▶ [Given exercise]: Determine which lines contain the word "apertura", then copy those lines.

Rows from a dataset
....................

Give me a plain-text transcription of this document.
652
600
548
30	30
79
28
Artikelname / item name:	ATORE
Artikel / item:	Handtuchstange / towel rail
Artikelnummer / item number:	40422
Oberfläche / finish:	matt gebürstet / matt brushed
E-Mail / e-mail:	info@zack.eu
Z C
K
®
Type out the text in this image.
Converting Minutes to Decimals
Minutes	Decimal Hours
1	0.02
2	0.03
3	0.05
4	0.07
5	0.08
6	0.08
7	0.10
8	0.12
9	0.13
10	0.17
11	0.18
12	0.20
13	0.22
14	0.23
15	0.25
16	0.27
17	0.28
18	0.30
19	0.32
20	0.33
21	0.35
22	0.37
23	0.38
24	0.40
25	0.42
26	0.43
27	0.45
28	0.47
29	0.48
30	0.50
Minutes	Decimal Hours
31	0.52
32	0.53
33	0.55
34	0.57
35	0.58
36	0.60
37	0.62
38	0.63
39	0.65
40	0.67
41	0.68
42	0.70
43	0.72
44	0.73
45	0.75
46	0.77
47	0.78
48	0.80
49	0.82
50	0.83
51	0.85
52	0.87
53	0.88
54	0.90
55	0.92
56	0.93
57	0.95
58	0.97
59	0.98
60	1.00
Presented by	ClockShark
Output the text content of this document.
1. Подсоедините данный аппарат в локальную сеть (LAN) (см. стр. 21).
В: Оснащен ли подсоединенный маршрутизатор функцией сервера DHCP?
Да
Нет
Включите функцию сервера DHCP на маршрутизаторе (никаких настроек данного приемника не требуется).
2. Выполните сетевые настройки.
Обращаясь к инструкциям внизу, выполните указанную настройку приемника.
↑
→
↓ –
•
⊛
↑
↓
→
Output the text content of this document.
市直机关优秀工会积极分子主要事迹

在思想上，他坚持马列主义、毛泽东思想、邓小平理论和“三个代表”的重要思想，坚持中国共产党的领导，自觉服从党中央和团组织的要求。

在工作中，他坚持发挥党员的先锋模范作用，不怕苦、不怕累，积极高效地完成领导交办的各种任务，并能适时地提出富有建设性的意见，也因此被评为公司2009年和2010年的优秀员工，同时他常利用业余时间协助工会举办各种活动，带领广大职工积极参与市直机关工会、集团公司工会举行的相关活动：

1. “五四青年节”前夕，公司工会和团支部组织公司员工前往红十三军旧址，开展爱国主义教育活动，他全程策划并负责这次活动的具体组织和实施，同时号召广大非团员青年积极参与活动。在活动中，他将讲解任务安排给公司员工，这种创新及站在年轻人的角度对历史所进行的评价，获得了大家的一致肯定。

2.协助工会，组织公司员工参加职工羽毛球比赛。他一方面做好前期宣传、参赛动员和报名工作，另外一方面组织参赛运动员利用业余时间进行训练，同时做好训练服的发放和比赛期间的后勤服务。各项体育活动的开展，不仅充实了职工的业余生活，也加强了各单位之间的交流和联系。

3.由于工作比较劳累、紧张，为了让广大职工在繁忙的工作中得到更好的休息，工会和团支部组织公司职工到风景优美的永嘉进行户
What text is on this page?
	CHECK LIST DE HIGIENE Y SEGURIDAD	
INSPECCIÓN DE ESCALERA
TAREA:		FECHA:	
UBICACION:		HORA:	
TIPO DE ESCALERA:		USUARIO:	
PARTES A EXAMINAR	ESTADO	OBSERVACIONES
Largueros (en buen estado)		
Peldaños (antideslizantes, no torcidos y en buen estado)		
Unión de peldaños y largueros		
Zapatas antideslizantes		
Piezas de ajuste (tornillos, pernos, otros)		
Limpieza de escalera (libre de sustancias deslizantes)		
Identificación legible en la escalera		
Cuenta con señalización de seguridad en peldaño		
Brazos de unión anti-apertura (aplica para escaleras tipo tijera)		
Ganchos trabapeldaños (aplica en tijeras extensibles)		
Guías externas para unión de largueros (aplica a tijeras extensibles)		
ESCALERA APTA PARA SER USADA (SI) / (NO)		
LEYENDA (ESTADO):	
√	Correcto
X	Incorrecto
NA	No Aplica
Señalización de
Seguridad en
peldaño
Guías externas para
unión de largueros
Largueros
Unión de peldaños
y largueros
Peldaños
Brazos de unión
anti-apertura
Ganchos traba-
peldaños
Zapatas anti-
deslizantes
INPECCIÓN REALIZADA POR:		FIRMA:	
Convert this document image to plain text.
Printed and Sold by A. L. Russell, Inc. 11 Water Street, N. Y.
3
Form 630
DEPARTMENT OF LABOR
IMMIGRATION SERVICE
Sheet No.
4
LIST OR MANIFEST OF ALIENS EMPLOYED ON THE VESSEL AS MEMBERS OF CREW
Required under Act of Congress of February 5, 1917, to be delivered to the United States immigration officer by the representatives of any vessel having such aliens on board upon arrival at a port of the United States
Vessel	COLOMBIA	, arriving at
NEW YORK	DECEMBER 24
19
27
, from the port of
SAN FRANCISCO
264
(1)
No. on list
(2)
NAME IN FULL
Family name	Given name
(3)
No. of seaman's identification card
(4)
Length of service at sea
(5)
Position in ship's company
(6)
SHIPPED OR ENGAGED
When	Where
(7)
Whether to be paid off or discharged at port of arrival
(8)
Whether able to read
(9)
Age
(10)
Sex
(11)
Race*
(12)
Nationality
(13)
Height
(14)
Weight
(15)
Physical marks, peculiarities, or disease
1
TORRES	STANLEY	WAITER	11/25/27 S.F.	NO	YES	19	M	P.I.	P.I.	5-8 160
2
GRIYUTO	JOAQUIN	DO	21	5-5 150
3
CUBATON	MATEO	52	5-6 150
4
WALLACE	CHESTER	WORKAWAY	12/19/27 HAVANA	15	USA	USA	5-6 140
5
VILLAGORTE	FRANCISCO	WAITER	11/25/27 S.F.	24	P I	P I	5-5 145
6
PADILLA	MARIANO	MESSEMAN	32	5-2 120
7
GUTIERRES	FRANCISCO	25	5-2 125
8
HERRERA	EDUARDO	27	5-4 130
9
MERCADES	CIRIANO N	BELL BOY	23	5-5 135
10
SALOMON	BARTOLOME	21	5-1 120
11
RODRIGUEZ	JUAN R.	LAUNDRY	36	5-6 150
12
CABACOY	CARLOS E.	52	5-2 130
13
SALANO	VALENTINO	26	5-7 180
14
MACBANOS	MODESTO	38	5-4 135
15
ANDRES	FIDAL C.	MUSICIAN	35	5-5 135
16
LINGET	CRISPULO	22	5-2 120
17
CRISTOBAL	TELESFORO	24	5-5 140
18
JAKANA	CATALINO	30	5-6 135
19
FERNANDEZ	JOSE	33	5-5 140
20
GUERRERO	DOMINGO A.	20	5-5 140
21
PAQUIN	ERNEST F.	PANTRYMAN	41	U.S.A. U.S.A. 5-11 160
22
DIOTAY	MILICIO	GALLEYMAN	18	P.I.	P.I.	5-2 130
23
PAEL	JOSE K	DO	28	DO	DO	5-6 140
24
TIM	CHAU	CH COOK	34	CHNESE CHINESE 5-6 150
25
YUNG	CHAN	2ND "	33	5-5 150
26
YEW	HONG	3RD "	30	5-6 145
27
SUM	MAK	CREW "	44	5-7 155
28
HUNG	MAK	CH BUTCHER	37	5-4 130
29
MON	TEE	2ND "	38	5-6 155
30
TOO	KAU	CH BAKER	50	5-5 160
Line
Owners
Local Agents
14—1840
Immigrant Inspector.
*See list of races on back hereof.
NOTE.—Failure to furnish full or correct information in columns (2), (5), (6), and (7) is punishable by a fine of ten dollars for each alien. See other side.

....................

▶ [Result of the exercise]:
Brazos de unión anti-apertura (aplica para escaleras tipo tijera)		
anti-apertura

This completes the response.